GIVEN DATA –
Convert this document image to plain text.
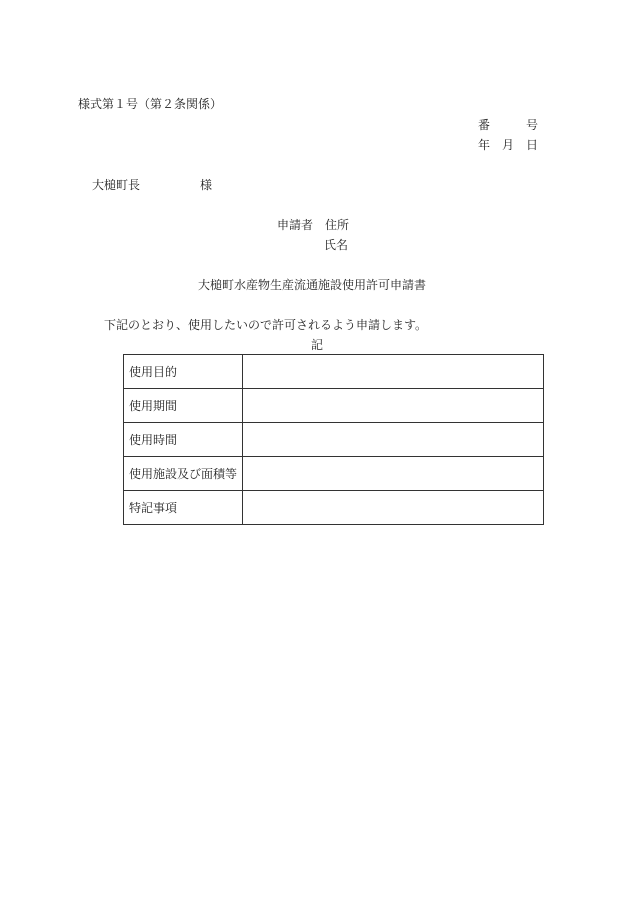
様式第１号（第２条関係）
番	号
年 月 日
大槌町長	様
申請者 住所
氏名
大槌町水産物生産流通施設使用許可申請書
下記のとおり、使用したいので許可されるよう申請します。
記
使用目的	
使用期間	
使用時間	
使用施設及び面積等	
特記事項	
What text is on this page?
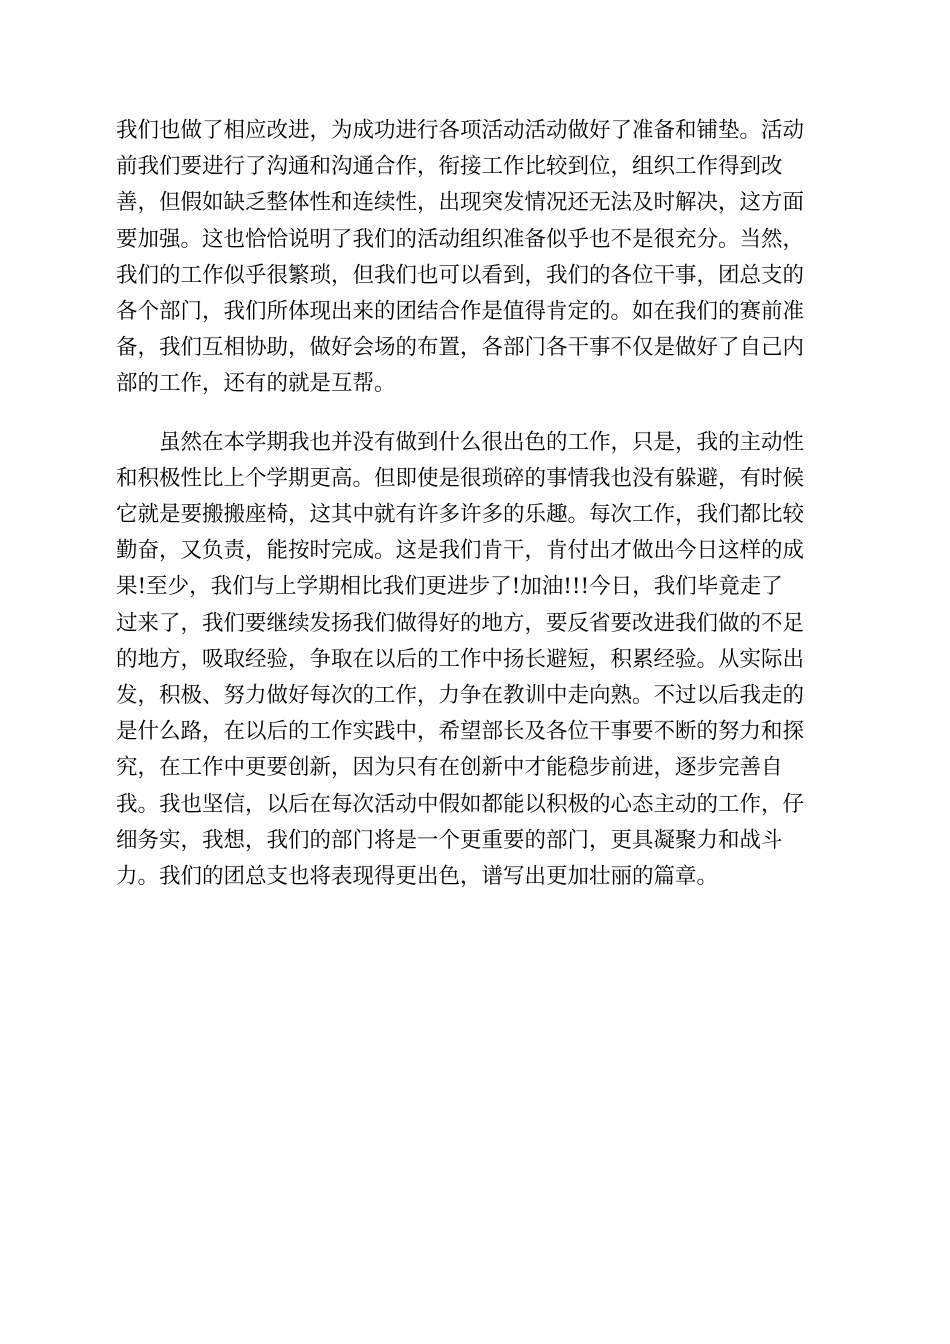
我们也做了相应改进，为成功进行各项活动活动做好了准备和铺垫。活动
前我们要进行了沟通和沟通合作，衔接工作比较到位，组织工作得到改
善，但假如缺乏整体性和连续性，出现突发情况还无法及时解决，这方面
要加强。这也恰恰说明了我们的活动组织准备似乎也不是很充分。当然，
我们的工作似乎很繁琐，但我们也可以看到，我们的各位干事，团总支的
各个部门，我们所体现出来的团结合作是值得肯定的。如在我们的赛前准
备，我们互相协助，做好会场的布置，各部门各干事不仅是做好了自己内
部的工作，还有的就是互帮。

虽然在本学期我也并没有做到什么很出色的工作，只是，我的主动性
和积极性比上个学期更高。但即使是很琐碎的事情我也没有躲避，有时候
它就是要搬搬座椅，这其中就有许多许多的乐趣。每次工作，我们都比较
勤奋，又负责，能按时完成。这是我们肯干，肯付出才做出今日这样的成
果!至少，我们与上学期相比我们更进步了!加油!!!今日，我们毕竟走了
过来了，我们要继续发扬我们做得好的地方，要反省要改进我们做的不足
的地方，吸取经验，争取在以后的工作中扬长避短，积累经验。从实际出
发，积极、努力做好每次的工作，力争在教训中走向熟。不过以后我走的
是什么路，在以后的工作实践中，希望部长及各位干事要不断的努力和探
究，在工作中更要创新，因为只有在创新中才能稳步前进，逐步完善自
我。我也坚信，以后在每次活动中假如都能以积极的心态主动的工作，仔
细务实，我想，我们的部门将是一个更重要的部门，更具凝聚力和战斗
力。我们的团总支也将表现得更出色，谱写出更加壮丽的篇章。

PROMPT – Make an exact copy of the data, leaving its pictures out.

RESULT FOR THIS TASK –
Convert this document image to plain text.
様式第１号（第２条関係）
番	号
年 月 日
大槌町長	様
申請者 住所
氏名
大槌町水産物生産流通施設使用許可申請書
下記のとおり、使用したいので許可されるよう申請します。
記
使用目的	
使用期間	
使用時間	
使用施設及び面積等	
特記事項	
What text is on this page?
我们也做了相应改进，为成功进行各项活动活动做好了准备和铺垫。活动
前我们要进行了沟通和沟通合作，衔接工作比较到位，组织工作得到改
善，但假如缺乏整体性和连续性，出现突发情况还无法及时解决，这方面
要加强。这也恰恰说明了我们的活动组织准备似乎也不是很充分。当然，
我们的工作似乎很繁琐，但我们也可以看到，我们的各位干事，团总支的
各个部门，我们所体现出来的团结合作是值得肯定的。如在我们的赛前准
备，我们互相协助，做好会场的布置，各部门各干事不仅是做好了自己内
部的工作，还有的就是互帮。

虽然在本学期我也并没有做到什么很出色的工作，只是，我的主动性
和积极性比上个学期更高。但即使是很琐碎的事情我也没有躲避，有时候
它就是要搬搬座椅，这其中就有许多许多的乐趣。每次工作，我们都比较
勤奋，又负责，能按时完成。这是我们肯干，肯付出才做出今日这样的成
果!至少，我们与上学期相比我们更进步了!加油!!!今日，我们毕竟走了
过来了，我们要继续发扬我们做得好的地方，要反省要改进我们做的不足
的地方，吸取经验，争取在以后的工作中扬长避短，积累经验。从实际出
发，积极、努力做好每次的工作，力争在教训中走向熟。不过以后我走的
是什么路，在以后的工作实践中，希望部长及各位干事要不断的努力和探
究，在工作中更要创新，因为只有在创新中才能稳步前进，逐步完善自
我。我也坚信，以后在每次活动中假如都能以积极的心态主动的工作，仔
细务实，我想，我们的部门将是一个更重要的部门，更具凝聚力和战斗
力。我们的团总支也将表现得更出色，谱写出更加壮丽的篇章。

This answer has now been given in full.